:: Goal ::
Find every line with the word "Bank". Copy those lines.

***

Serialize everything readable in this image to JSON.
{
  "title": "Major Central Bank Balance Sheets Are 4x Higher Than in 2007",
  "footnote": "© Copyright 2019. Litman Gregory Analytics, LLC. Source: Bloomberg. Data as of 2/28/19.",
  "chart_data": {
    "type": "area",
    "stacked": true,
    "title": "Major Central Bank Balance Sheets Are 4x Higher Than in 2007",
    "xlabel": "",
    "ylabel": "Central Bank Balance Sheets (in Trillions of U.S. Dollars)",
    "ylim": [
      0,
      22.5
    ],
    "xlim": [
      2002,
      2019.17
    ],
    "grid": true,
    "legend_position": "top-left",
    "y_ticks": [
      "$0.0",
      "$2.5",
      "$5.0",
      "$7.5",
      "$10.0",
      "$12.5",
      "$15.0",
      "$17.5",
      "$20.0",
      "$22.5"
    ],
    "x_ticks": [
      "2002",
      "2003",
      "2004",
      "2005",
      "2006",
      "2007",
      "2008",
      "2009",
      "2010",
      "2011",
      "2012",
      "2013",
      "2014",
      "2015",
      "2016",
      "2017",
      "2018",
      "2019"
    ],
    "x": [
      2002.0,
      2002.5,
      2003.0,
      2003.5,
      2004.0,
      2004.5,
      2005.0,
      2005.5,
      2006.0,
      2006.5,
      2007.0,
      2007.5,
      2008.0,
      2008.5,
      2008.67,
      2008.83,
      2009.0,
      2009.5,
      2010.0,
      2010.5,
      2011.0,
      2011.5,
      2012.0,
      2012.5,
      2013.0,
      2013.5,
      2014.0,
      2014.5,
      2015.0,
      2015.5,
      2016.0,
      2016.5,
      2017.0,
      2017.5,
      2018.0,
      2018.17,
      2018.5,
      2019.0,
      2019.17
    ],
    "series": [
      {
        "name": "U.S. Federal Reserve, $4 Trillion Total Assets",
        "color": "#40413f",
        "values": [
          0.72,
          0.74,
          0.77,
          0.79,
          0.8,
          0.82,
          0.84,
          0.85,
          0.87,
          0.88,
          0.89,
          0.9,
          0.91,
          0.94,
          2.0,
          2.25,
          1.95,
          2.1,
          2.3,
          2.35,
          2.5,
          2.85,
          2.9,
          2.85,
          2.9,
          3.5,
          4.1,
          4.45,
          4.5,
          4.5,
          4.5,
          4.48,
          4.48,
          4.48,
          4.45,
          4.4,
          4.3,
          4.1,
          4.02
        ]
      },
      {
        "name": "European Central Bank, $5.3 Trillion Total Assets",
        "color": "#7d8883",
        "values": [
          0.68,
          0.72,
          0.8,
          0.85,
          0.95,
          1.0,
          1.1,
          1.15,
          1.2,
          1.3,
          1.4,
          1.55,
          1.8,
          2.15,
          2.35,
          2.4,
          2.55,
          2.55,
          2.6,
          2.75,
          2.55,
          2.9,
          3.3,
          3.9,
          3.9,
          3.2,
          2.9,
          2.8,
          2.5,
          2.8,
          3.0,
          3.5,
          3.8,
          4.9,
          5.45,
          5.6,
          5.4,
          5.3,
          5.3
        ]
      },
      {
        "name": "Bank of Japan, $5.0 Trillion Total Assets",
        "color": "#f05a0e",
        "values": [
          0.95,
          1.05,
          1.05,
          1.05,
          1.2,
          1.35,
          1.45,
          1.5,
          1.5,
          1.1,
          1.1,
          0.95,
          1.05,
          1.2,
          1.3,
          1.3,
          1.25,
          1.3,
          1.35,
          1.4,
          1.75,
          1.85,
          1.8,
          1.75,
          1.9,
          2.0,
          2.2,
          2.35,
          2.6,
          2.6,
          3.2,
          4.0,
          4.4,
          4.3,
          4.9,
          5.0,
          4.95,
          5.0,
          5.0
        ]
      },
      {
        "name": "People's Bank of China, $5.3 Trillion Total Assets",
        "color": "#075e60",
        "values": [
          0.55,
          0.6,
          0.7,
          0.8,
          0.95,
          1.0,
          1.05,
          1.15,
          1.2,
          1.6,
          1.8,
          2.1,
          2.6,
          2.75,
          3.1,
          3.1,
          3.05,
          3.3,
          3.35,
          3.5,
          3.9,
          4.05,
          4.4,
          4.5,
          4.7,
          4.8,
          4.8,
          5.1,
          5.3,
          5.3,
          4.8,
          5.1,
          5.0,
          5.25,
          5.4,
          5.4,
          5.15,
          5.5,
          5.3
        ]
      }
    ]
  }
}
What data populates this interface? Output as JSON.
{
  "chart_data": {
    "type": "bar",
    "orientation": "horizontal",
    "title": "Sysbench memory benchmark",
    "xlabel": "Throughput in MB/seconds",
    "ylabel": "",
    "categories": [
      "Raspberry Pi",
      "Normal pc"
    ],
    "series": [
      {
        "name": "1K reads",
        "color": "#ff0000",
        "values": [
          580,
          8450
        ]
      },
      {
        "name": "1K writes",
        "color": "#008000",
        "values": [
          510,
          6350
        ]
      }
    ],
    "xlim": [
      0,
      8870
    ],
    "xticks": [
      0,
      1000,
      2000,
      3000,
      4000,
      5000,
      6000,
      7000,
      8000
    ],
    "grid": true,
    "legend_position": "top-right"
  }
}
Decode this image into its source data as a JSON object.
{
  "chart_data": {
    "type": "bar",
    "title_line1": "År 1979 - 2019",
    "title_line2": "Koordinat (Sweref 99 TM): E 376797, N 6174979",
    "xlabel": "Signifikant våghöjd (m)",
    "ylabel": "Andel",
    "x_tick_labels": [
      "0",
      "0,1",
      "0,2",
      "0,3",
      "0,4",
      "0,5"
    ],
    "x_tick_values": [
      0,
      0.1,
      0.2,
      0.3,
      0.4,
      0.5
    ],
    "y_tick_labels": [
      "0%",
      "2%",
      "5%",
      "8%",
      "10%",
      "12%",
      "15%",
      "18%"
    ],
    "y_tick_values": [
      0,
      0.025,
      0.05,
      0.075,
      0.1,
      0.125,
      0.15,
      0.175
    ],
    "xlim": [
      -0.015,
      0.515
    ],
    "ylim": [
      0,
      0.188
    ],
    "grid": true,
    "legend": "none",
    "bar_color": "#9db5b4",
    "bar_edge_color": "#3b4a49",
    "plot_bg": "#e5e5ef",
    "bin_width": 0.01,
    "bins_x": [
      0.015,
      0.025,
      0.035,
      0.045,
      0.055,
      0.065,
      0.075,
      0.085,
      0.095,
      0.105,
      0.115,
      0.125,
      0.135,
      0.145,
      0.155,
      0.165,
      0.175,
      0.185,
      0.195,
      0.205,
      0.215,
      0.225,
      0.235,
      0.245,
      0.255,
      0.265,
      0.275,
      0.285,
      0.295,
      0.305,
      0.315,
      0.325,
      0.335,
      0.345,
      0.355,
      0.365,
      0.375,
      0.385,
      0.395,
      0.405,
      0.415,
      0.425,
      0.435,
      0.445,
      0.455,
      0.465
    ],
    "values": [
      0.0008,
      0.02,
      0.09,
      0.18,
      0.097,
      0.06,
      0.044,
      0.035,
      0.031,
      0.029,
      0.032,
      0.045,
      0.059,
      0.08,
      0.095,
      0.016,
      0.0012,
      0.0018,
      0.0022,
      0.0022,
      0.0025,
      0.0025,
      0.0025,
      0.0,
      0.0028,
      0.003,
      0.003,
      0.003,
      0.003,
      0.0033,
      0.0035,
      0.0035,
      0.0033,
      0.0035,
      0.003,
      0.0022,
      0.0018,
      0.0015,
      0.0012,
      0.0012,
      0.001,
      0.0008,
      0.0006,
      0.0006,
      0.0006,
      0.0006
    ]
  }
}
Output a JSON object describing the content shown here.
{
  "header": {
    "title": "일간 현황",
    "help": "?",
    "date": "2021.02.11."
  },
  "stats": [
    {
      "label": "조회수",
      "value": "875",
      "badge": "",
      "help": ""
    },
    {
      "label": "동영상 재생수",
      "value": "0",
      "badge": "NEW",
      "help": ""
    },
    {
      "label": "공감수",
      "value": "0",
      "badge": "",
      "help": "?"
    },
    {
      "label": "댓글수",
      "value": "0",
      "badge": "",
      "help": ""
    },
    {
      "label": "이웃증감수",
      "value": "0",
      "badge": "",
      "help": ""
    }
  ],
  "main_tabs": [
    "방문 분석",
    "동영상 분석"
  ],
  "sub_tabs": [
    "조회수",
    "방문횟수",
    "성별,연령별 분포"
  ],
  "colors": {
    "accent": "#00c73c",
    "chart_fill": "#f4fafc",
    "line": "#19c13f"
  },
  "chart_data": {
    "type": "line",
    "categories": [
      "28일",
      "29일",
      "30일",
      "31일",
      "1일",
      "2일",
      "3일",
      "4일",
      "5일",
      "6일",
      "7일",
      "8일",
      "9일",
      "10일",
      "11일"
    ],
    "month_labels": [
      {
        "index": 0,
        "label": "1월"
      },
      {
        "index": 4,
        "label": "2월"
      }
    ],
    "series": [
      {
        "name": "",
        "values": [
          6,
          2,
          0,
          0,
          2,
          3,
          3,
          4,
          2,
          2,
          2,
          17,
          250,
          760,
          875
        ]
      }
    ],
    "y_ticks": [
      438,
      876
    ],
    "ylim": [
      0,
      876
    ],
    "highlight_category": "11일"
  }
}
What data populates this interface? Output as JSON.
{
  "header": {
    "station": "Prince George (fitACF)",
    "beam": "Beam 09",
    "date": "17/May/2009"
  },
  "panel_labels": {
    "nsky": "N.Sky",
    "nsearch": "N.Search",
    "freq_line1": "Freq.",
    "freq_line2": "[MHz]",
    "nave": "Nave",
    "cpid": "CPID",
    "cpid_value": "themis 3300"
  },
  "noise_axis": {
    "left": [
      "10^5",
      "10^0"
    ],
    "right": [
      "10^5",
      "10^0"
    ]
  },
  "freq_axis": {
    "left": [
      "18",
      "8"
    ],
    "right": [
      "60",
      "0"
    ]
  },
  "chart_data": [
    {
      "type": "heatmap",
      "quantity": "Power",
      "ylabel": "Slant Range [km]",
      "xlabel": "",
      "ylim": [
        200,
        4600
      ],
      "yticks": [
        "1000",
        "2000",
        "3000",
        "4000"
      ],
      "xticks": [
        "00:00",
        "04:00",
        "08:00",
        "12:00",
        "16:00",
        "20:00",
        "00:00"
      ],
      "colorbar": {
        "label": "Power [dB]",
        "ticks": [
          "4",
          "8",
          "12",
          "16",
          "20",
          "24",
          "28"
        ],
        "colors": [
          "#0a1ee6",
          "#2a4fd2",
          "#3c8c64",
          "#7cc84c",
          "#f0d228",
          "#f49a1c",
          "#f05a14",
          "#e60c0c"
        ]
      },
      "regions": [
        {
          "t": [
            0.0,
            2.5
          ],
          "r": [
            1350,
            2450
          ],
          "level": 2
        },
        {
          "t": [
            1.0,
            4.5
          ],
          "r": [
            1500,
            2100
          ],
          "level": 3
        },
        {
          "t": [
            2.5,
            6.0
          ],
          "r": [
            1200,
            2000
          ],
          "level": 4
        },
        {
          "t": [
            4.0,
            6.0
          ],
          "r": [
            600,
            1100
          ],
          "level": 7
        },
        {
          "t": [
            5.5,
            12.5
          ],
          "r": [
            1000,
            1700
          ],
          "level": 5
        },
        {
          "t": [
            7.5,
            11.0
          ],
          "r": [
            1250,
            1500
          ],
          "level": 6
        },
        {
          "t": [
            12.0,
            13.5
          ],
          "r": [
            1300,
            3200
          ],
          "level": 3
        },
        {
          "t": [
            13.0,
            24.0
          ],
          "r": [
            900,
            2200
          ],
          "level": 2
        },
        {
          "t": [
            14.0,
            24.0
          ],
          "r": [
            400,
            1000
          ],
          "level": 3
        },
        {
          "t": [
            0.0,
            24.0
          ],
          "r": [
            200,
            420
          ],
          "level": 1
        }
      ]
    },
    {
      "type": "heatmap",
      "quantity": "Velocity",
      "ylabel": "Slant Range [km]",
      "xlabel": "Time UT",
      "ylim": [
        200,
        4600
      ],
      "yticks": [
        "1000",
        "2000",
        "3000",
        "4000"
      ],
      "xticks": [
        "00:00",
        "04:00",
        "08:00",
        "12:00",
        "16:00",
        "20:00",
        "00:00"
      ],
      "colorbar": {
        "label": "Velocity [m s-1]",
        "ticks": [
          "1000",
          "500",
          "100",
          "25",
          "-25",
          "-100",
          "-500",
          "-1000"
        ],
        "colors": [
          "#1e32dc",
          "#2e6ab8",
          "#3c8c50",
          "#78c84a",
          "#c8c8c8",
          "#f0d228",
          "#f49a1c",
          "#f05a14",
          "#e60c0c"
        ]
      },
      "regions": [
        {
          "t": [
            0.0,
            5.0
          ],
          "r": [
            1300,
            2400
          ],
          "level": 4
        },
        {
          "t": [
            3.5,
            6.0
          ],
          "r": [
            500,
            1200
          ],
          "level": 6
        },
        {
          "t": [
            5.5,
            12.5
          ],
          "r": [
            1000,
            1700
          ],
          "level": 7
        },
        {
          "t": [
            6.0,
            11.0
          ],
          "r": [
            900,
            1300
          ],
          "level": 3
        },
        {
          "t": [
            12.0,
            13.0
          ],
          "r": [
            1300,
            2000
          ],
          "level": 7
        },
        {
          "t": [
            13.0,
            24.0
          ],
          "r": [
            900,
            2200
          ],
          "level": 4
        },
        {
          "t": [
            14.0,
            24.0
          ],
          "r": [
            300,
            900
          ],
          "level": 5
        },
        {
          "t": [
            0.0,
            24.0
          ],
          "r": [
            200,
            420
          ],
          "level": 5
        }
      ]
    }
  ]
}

***

:: Response ::
  "title": "Major Central Bank Balance Sheets Are 4x Higher Than in 2007",
    "title": "Major Central Bank Balance Sheets Are 4x Higher Than in 2007",
    "ylabel": "Central Bank Balance Sheets (in Trillions of U.S. Dollars)",
        "name": "European Central Bank, $5.3 Trillion Total Assets",
        "name": "Bank of Japan, $5.0 Trillion Total Assets",
        "name": "People's Bank of China, $5.3 Trillion Total Assets",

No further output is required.